--- Material for this exercise ---

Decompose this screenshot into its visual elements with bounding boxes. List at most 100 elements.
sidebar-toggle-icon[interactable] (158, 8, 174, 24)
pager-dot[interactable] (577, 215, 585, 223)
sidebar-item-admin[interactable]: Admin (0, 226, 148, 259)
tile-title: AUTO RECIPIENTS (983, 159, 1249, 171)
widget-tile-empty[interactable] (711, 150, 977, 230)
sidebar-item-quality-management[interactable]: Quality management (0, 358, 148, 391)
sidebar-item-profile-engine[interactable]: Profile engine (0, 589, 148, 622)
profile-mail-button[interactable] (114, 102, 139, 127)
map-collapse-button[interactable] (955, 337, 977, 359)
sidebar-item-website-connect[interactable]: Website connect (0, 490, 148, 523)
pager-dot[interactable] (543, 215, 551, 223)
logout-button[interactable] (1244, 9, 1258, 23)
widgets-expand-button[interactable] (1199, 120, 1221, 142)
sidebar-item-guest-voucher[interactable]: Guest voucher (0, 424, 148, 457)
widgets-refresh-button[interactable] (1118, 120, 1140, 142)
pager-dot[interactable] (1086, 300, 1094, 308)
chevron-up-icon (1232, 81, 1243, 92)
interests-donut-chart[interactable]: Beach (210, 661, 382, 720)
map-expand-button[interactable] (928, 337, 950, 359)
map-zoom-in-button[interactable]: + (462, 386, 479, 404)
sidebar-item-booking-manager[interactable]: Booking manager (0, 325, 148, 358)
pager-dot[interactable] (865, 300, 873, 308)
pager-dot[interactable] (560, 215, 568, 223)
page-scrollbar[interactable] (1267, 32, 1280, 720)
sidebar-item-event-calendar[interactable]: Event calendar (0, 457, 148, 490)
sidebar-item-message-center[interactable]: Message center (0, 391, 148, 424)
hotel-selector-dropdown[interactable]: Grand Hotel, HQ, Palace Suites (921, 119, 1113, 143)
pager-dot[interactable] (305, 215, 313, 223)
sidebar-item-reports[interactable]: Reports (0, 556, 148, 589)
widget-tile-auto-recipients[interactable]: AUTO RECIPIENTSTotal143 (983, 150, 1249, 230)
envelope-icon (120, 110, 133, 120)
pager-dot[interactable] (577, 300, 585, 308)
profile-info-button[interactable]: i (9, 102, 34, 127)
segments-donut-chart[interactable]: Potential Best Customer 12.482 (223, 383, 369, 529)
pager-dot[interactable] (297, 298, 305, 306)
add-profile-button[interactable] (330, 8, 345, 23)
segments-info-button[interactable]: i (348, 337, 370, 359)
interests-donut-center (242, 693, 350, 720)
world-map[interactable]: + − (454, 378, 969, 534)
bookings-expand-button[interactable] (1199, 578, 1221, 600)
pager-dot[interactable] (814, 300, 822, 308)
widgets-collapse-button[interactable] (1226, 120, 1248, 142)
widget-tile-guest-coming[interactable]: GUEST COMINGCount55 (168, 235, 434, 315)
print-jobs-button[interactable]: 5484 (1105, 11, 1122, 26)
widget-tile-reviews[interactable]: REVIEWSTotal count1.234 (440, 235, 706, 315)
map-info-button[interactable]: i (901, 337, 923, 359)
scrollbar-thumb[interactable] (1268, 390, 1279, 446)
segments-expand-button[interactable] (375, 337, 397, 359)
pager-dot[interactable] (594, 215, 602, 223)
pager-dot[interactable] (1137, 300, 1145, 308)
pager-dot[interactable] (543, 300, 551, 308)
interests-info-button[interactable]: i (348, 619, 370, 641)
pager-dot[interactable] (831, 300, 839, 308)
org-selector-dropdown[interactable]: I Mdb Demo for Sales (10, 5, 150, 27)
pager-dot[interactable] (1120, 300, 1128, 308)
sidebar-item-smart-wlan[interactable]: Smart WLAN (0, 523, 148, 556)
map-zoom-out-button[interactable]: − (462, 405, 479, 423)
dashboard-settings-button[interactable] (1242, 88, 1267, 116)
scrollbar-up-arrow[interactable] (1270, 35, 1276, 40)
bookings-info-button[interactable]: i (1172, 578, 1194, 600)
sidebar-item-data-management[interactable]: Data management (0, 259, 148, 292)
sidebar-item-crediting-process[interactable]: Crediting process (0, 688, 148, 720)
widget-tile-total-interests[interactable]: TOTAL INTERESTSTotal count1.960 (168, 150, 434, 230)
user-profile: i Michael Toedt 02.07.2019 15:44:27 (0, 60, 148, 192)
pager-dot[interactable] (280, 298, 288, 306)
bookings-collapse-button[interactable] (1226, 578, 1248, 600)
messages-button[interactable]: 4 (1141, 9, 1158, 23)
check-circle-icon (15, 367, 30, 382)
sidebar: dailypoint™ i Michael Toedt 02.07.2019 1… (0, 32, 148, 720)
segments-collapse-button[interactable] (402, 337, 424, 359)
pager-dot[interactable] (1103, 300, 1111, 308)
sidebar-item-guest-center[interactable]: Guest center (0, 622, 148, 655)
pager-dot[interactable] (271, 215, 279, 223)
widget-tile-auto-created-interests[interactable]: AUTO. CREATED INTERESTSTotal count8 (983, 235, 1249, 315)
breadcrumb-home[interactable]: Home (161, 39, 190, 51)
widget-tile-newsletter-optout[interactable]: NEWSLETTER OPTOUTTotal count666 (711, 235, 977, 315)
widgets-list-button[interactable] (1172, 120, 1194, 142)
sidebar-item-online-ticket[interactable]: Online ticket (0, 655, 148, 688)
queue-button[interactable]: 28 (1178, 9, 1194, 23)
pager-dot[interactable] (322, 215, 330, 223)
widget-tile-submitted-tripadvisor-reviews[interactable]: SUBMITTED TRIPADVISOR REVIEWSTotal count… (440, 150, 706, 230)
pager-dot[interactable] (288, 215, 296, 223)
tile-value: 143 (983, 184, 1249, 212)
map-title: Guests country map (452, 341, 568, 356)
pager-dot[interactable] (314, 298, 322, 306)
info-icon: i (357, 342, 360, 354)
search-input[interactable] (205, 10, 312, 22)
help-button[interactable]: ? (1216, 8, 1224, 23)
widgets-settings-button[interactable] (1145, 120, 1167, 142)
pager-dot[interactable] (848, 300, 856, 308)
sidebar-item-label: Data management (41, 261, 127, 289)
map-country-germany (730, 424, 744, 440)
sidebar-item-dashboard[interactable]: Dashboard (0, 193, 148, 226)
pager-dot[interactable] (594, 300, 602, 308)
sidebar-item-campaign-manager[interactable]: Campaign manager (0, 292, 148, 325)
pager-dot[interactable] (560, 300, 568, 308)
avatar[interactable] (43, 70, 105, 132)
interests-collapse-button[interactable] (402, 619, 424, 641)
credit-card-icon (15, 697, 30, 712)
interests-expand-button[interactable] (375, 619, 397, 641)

---

» **What to produce**: Please set out the rows above, from the first one through the line containing "map-expand-button[interactable] (928, 337, 950, 359)", as a JSON list of strings with one string per line and blank lines left out.

» **Expected answer**:
[
  "Decompose this screenshot into its visual elements with bounding boxes. List at most 100 elements.",
  "sidebar-toggle-icon[interactable] (158, 8, 174, 24)",
  "pager-dot[interactable] (577, 215, 585, 223)",
  "sidebar-item-admin[interactable]: Admin (0, 226, 148, 259)",
  "tile-title: AUTO RECIPIENTS (983, 159, 1249, 171)",
  "widget-tile-empty[interactable] (711, 150, 977, 230)",
  "sidebar-item-quality-management[interactable]: Quality management (0, 358, 148, 391)",
  "sidebar-item-profile-engine[interactable]: Profile engine (0, 589, 148, 622)",
  "profile-mail-button[interactable] (114, 102, 139, 127)",
  "map-collapse-button[interactable] (955, 337, 977, 359)",
  "sidebar-item-website-connect[interactable]: Website connect (0, 490, 148, 523)",
  "pager-dot[interactable] (543, 215, 551, 223)",
  "logout-button[interactable] (1244, 9, 1258, 23)",
  "widgets-expand-button[interactable] (1199, 120, 1221, 142)",
  "sidebar-item-guest-voucher[interactable]: Guest voucher (0, 424, 148, 457)",
  "widgets-refresh-button[interactable] (1118, 120, 1140, 142)",
  "pager-dot[interactable] (1086, 300, 1094, 308)",
  "chevron-up-icon (1232, 81, 1243, 92)",
  "interests-donut-chart[interactable]: Beach (210, 661, 382, 720)",
  "map-expand-button[interactable] (928, 337, 950, 359)"
]